■ AIM
Copy the data exactly; pictures stay out of the copy.

■ DATA PROVIDED
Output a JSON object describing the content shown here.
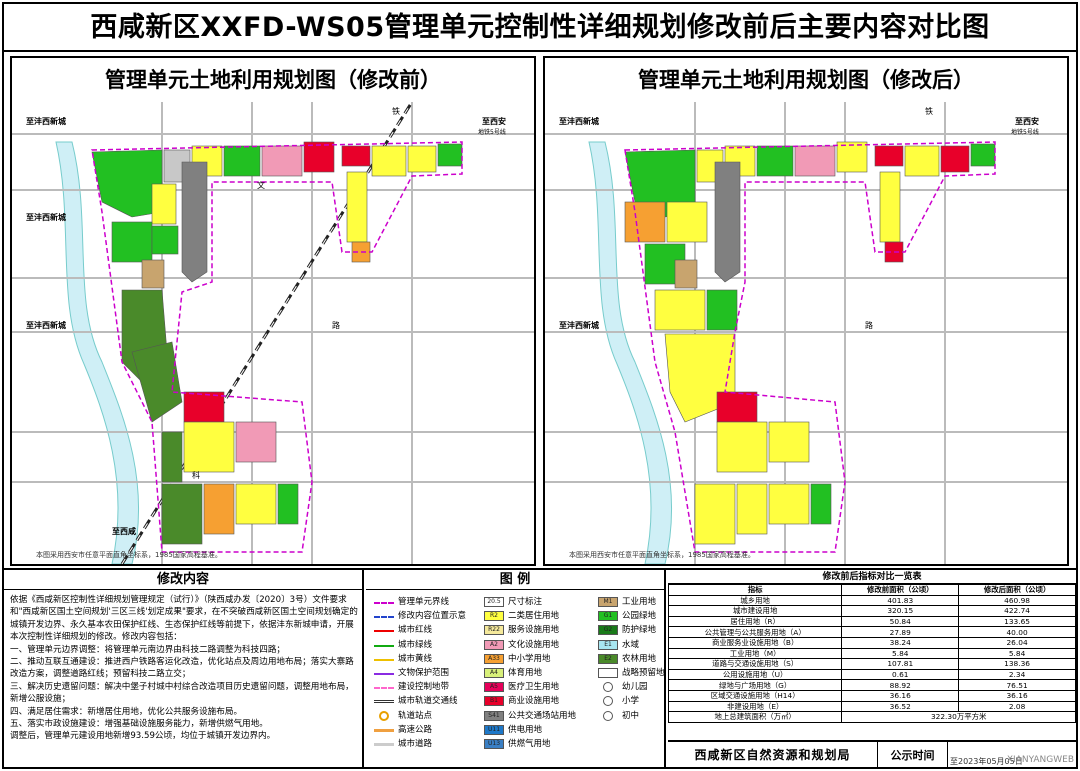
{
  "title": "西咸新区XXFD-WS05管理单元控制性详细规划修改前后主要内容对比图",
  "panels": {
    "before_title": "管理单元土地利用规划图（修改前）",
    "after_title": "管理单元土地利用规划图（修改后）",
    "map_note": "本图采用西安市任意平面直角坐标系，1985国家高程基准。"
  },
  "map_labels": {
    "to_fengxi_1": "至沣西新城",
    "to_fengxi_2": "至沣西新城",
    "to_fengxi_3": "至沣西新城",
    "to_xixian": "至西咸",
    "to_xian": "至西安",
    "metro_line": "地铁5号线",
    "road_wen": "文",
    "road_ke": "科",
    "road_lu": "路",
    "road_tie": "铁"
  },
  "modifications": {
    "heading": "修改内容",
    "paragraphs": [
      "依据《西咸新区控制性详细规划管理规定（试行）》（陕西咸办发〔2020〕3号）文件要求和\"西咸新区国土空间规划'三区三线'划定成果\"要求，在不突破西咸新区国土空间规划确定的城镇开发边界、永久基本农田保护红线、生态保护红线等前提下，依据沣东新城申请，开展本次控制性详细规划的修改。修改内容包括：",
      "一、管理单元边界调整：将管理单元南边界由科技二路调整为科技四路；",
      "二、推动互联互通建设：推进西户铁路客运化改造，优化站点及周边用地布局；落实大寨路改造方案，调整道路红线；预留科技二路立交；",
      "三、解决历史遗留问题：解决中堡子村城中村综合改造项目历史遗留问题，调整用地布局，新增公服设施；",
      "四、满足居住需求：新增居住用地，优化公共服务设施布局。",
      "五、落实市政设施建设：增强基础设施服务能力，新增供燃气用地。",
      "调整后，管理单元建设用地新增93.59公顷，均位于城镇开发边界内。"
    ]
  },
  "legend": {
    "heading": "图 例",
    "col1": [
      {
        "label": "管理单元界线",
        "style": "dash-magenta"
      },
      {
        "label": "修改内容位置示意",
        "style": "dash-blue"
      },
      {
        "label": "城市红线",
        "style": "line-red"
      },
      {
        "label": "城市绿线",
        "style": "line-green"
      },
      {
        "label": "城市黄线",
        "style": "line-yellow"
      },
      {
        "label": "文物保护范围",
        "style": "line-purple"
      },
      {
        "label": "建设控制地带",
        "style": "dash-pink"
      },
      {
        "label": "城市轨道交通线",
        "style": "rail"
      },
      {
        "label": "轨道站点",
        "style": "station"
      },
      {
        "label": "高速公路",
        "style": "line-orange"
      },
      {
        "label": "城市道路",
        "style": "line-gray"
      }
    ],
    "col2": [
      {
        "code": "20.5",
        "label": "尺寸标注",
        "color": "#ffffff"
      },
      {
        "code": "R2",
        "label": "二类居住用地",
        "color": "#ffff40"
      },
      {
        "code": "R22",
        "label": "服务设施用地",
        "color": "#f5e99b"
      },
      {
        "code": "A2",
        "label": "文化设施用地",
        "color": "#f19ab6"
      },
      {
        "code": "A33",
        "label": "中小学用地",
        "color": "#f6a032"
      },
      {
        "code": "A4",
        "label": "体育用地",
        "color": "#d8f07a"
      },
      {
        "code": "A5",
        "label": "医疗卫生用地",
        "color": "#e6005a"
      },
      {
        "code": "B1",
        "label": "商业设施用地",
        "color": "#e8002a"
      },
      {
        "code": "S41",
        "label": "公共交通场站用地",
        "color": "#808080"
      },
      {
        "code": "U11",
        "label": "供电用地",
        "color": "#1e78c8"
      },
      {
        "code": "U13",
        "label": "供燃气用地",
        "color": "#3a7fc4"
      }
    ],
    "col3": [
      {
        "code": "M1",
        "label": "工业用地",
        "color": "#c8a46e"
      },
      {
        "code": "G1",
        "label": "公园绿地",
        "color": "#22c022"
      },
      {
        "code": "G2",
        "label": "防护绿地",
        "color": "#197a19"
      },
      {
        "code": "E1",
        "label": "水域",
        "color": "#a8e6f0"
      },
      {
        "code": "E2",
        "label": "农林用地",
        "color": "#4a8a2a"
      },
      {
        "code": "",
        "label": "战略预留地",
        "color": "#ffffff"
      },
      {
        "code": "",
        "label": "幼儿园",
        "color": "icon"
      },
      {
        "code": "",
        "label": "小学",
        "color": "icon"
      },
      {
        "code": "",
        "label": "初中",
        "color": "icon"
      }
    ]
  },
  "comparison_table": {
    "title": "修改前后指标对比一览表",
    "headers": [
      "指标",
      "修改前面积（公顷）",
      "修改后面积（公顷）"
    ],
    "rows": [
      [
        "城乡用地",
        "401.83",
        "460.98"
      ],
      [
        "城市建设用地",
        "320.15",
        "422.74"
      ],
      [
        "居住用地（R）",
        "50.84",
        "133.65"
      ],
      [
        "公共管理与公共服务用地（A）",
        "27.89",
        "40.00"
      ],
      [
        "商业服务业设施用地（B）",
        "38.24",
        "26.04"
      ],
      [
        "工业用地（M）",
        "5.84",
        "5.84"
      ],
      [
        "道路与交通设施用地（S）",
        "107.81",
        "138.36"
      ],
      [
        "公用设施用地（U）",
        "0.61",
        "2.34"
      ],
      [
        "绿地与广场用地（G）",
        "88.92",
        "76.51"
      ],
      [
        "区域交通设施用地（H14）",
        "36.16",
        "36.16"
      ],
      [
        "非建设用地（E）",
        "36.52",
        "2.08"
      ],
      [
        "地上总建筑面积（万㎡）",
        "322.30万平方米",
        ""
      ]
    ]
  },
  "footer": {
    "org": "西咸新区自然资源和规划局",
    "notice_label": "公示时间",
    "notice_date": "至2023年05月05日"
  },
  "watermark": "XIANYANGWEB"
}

■ TASK ANSWER
Output a JSON object describing the content shown here.
{
  "title": "西咸新区XXFD-WS05管理单元控制性详细规划修改前后主要内容对比图",
  "panels": {
    "before_title": "管理单元土地利用规划图（修改前）",
    "after_title": "管理单元土地利用规划图（修改后）",
    "map_note": "本图采用西安市任意平面直角坐标系，1985国家高程基准。"
  },
  "map_labels": {
    "to_fengxi_1": "至沣西新城",
    "to_fengxi_2": "至沣西新城",
    "to_fengxi_3": "至沣西新城",
    "to_xixian": "至西咸",
    "to_xian": "至西安",
    "metro_line": "地铁5号线",
    "road_wen": "文",
    "road_ke": "科",
    "road_lu": "路",
    "road_tie": "铁"
  },
  "modifications": {
    "heading": "修改内容",
    "paragraphs": [
      "依据《西咸新区控制性详细规划管理规定（试行）》（陕西咸办发〔2020〕3号）文件要求和\"西咸新区国土空间规划'三区三线'划定成果\"要求，在不突破西咸新区国土空间规划确定的城镇开发边界、永久基本农田保护红线、生态保护红线等前提下，依据沣东新城申请，开展本次控制性详细规划的修改。修改内容包括：",
      "一、管理单元边界调整：将管理单元南边界由科技二路调整为科技四路；",
      "二、推动互联互通建设：推进西户铁路客运化改造，优化站点及周边用地布局；落实大寨路改造方案，调整道路红线；预留科技二路立交；",
      "三、解决历史遗留问题：解决中堡子村城中村综合改造项目历史遗留问题，调整用地布局，新增公服设施；",
      "四、满足居住需求：新增居住用地，优化公共服务设施布局。",
      "五、落实市政设施建设：增强基础设施服务能力，新增供燃气用地。",
      "调整后，管理单元建设用地新增93.59公顷，均位于城镇开发边界内。"
    ]
  },
  "legend": {
    "heading": "图 例",
    "col1": [
      {
        "label": "管理单元界线",
        "style": "dash-magenta"
      },
      {
        "label": "修改内容位置示意",
        "style": "dash-blue"
      },
      {
        "label": "城市红线",
        "style": "line-red"
      },
      {
        "label": "城市绿线",
        "style": "line-green"
      },
      {
        "label": "城市黄线",
        "style": "line-yellow"
      },
      {
        "label": "文物保护范围",
        "style": "line-purple"
      },
      {
        "label": "建设控制地带",
        "style": "dash-pink"
      },
      {
        "label": "城市轨道交通线",
        "style": "rail"
      },
      {
        "label": "轨道站点",
        "style": "station"
      },
      {
        "label": "高速公路",
        "style": "line-orange"
      },
      {
        "label": "城市道路",
        "style": "line-gray"
      }
    ],
    "col2": [
      {
        "code": "20.5",
        "label": "尺寸标注",
        "color": "#ffffff"
      },
      {
        "code": "R2",
        "label": "二类居住用地",
        "color": "#ffff40"
      },
      {
        "code": "R22",
        "label": "服务设施用地",
        "color": "#f5e99b"
      },
      {
        "code": "A2",
        "label": "文化设施用地",
        "color": "#f19ab6"
      },
      {
        "code": "A33",
        "label": "中小学用地",
        "color": "#f6a032"
      },
      {
        "code": "A4",
        "label": "体育用地",
        "color": "#d8f07a"
      },
      {
        "code": "A5",
        "label": "医疗卫生用地",
        "color": "#e6005a"
      },
      {
        "code": "B1",
        "label": "商业设施用地",
        "color": "#e8002a"
      },
      {
        "code": "S41",
        "label": "公共交通场站用地",
        "color": "#808080"
      },
      {
        "code": "U11",
        "label": "供电用地",
        "color": "#1e78c8"
      },
      {
        "code": "U13",
        "label": "供燃气用地",
        "color": "#3a7fc4"
      }
    ],
    "col3": [
      {
        "code": "M1",
        "label": "工业用地",
        "color": "#c8a46e"
      },
      {
        "code": "G1",
        "label": "公园绿地",
        "color": "#22c022"
      },
      {
        "code": "G2",
        "label": "防护绿地",
        "color": "#197a19"
      },
      {
        "code": "E1",
        "label": "水域",
        "color": "#a8e6f0"
      },
      {
        "code": "E2",
        "label": "农林用地",
        "color": "#4a8a2a"
      },
      {
        "code": "",
        "label": "战略预留地",
        "color": "#ffffff"
      },
      {
        "code": "",
        "label": "幼儿园",
        "color": "icon"
      },
      {
        "code": "",
        "label": "小学",
        "color": "icon"
      },
      {
        "code": "",
        "label": "初中",
        "color": "icon"
      }
    ]
  },
  "comparison_table": {
    "title": "修改前后指标对比一览表",
    "headers": [
      "指标",
      "修改前面积（公顷）",
      "修改后面积（公顷）"
    ],
    "rows": [
      [
        "城乡用地",
        "401.83",
        "460.98"
      ],
      [
        "城市建设用地",
        "320.15",
        "422.74"
      ],
      [
        "居住用地（R）",
        "50.84",
        "133.65"
      ],
      [
        "公共管理与公共服务用地（A）",
        "27.89",
        "40.00"
      ],
      [
        "商业服务业设施用地（B）",
        "38.24",
        "26.04"
      ],
      [
        "工业用地（M）",
        "5.84",
        "5.84"
      ],
      [
        "道路与交通设施用地（S）",
        "107.81",
        "138.36"
      ],
      [
        "公用设施用地（U）",
        "0.61",
        "2.34"
      ],
      [
        "绿地与广场用地（G）",
        "88.92",
        "76.51"
      ],
      [
        "区域交通设施用地（H14）",
        "36.16",
        "36.16"
      ],
      [
        "非建设用地（E）",
        "36.52",
        "2.08"
      ],
      [
        "地上总建筑面积（万㎡）",
        "322.30万平方米",
        ""
      ]
    ]
  },
  "footer": {
    "org": "西咸新区自然资源和规划局",
    "notice_label": "公示时间",
    "notice_date": "至2023年05月05日"
  },
  "watermark": "XIANYANGWEB"
}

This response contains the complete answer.